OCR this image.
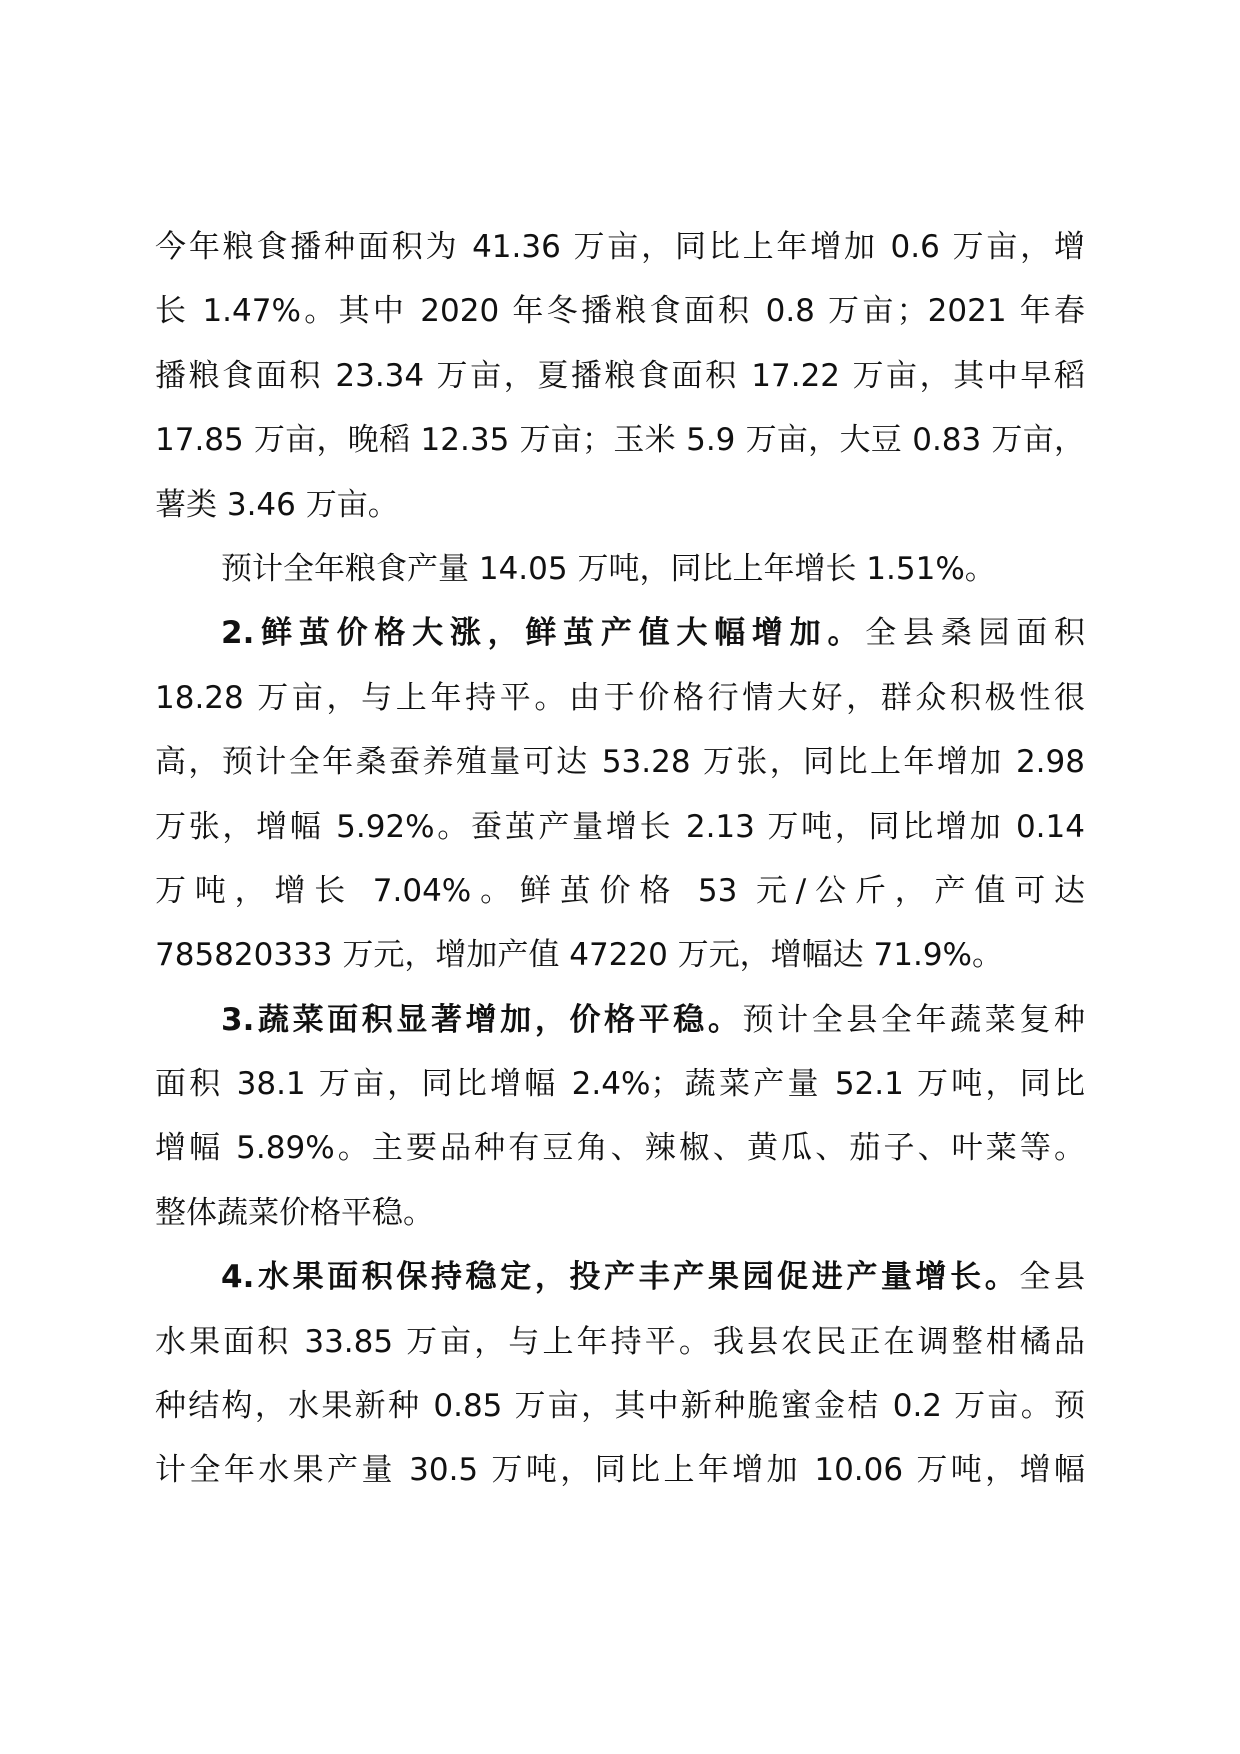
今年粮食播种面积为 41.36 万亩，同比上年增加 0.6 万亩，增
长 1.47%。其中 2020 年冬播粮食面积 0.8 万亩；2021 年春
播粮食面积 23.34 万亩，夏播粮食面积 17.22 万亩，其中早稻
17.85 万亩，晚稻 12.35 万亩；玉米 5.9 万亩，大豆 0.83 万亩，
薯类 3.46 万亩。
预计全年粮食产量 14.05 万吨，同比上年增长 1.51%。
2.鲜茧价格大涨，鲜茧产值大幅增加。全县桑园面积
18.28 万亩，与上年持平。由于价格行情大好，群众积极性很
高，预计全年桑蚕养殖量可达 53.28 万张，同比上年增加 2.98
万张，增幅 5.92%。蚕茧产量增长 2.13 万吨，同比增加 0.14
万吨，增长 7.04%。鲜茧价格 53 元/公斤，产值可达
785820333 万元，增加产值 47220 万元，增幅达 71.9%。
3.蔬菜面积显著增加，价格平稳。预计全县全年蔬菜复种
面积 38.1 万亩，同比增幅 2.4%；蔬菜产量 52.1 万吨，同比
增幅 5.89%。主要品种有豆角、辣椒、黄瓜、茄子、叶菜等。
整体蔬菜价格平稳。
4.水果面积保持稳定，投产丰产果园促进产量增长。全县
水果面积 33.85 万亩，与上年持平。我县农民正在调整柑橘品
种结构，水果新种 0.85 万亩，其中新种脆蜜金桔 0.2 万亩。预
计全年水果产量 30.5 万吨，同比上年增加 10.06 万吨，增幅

● **Prompt**: Reproduce the records above exactly, leaving out every picture they contain.

● **In response**:
OCR this image.
今年粮食播种面积为 41.36 万亩，同比上年增加 0.6 万亩，增
长 1.47%。其中 2020 年冬播粮食面积 0.8 万亩；2021 年春
播粮食面积 23.34 万亩，夏播粮食面积 17.22 万亩，其中早稻
17.85 万亩，晚稻 12.35 万亩；玉米 5.9 万亩，大豆 0.83 万亩，
薯类 3.46 万亩。
预计全年粮食产量 14.05 万吨，同比上年增长 1.51%。
2.鲜茧价格大涨，鲜茧产值大幅增加。全县桑园面积
18.28 万亩，与上年持平。由于价格行情大好，群众积极性很
高，预计全年桑蚕养殖量可达 53.28 万张，同比上年增加 2.98
万张，增幅 5.92%。蚕茧产量增长 2.13 万吨，同比增加 0.14
万吨，增长 7.04%。鲜茧价格 53 元/公斤，产值可达
785820333 万元，增加产值 47220 万元，增幅达 71.9%。
3.蔬菜面积显著增加，价格平稳。预计全县全年蔬菜复种
面积 38.1 万亩，同比增幅 2.4%；蔬菜产量 52.1 万吨，同比
增幅 5.89%。主要品种有豆角、辣椒、黄瓜、茄子、叶菜等。
整体蔬菜价格平稳。
4.水果面积保持稳定，投产丰产果园促进产量增长。全县
水果面积 33.85 万亩，与上年持平。我县农民正在调整柑橘品
种结构，水果新种 0.85 万亩，其中新种脆蜜金桔 0.2 万亩。预
计全年水果产量 30.5 万吨，同比上年增加 10.06 万吨，增幅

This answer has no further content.